▸ **Exercise requirements**:
Identify the lines that contain the string "arba" and copy all of them.

▸ **Data shown**:
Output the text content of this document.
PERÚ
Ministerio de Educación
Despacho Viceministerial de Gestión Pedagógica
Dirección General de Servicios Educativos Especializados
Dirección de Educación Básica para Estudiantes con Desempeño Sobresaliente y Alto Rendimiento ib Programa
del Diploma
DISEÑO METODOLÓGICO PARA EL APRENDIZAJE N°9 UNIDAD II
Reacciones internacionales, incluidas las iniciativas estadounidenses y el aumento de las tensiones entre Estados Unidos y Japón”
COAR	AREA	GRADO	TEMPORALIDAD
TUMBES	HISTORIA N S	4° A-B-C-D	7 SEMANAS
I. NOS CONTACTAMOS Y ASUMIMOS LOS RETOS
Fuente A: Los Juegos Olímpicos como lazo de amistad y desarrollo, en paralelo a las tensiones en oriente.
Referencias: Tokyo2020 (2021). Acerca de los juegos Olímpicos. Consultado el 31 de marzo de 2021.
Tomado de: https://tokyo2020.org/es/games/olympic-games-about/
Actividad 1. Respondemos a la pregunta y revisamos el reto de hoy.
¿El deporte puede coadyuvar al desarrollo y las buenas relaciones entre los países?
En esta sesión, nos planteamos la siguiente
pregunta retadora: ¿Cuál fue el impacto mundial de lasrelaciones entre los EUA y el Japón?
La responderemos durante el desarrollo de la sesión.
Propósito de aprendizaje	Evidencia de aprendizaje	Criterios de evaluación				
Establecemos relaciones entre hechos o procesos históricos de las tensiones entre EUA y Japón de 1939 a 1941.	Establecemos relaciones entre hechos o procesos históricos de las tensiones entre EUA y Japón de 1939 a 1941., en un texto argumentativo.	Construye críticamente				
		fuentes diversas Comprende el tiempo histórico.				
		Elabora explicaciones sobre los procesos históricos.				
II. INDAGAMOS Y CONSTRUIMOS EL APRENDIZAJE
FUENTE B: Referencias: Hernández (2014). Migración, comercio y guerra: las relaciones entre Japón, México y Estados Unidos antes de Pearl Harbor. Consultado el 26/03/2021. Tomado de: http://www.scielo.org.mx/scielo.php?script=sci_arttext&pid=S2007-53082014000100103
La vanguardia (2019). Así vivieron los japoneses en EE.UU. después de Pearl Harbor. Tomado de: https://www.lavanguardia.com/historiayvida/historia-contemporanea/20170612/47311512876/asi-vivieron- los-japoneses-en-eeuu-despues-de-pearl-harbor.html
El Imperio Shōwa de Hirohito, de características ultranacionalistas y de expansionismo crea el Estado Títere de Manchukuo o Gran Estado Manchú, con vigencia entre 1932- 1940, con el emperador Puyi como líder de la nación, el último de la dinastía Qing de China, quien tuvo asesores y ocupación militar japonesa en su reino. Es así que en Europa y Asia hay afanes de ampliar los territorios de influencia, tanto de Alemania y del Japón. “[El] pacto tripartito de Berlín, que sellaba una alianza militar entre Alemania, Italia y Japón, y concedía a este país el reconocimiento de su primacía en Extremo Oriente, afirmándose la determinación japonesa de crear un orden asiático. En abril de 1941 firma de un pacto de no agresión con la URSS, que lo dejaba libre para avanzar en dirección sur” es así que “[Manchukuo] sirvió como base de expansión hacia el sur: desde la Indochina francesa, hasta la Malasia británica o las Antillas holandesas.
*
...
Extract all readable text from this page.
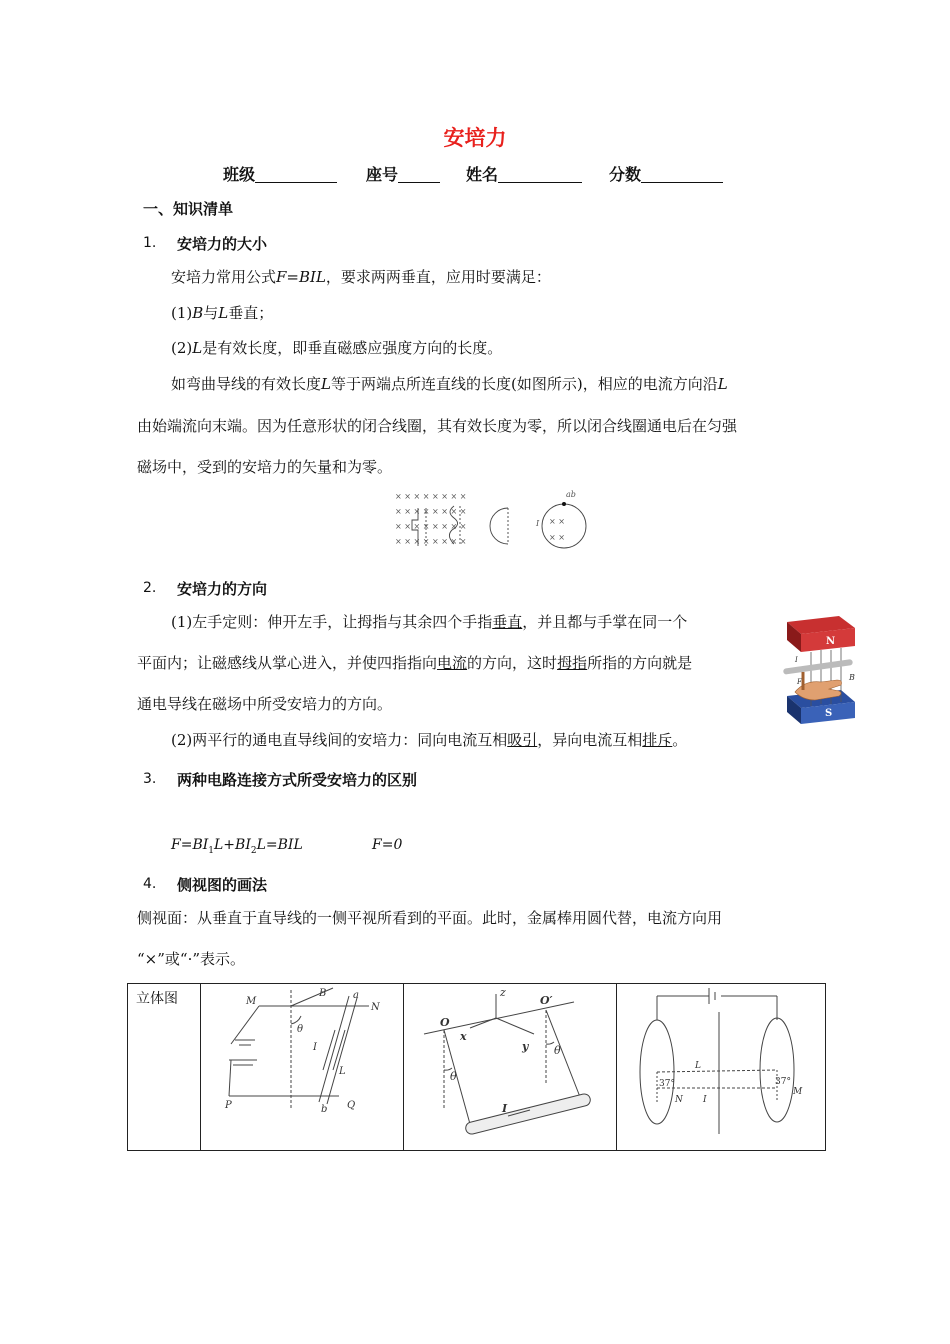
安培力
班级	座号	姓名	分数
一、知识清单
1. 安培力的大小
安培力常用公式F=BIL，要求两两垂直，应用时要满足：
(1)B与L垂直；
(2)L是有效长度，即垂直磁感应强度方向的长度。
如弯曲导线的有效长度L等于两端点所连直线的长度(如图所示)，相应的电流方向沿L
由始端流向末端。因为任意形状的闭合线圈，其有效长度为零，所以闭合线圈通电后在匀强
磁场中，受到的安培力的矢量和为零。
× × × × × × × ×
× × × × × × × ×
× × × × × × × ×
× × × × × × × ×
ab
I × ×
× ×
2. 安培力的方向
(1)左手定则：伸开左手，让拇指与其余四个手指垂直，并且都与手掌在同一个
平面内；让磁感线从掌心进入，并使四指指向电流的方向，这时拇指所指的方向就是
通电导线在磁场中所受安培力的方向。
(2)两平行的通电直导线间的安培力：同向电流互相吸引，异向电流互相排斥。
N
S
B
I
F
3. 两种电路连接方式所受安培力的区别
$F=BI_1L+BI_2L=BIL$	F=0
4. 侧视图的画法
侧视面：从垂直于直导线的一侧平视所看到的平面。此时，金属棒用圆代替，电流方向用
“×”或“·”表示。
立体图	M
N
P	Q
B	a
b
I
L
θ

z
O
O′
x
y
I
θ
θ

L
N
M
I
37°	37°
* * *
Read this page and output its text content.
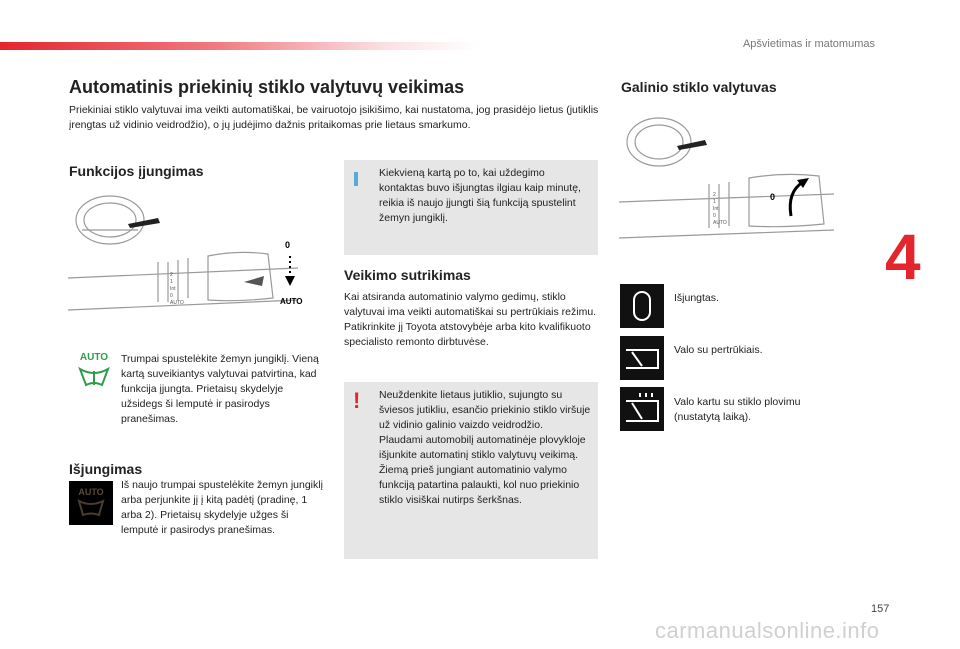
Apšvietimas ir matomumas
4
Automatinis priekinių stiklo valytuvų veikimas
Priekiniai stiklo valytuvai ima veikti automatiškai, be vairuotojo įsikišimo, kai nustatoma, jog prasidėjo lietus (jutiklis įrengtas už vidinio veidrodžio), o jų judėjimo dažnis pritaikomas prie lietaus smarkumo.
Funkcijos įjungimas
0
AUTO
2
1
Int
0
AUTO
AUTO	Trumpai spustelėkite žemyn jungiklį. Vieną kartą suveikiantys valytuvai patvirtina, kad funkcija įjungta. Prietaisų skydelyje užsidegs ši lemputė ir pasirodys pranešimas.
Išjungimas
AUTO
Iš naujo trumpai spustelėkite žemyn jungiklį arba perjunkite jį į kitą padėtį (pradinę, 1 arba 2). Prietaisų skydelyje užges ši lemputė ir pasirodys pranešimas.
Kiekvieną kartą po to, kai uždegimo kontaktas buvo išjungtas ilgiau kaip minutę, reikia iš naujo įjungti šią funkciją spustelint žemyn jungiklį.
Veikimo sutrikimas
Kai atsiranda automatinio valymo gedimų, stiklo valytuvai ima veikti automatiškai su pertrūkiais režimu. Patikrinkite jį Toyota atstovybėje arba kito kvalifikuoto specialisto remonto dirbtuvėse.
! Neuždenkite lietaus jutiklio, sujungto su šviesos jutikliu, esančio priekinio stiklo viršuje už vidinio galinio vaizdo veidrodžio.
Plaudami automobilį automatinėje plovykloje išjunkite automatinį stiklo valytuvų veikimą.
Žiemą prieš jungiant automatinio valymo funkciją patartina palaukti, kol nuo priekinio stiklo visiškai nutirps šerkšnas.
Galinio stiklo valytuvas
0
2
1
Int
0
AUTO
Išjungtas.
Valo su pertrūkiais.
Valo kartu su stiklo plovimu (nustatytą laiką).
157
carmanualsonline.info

▸ **Worked solution**:
Iš naujo trumpai spustelėkite žemyn jungiklį arba perjunkite jį į kitą padėtį (pradinę, 1 arba 2). Prietaisų skydelyje užges ši lemputė ir pasirodys pranešimas.
Kai atsiranda automatinio valymo gedimų, stiklo valytuvai ima veikti automatiškai su pertrūkiais režimu. Patikrinkite jį Toyota atstovybėje arba kito kvalifikuoto specialisto remonto dirbtuvėse.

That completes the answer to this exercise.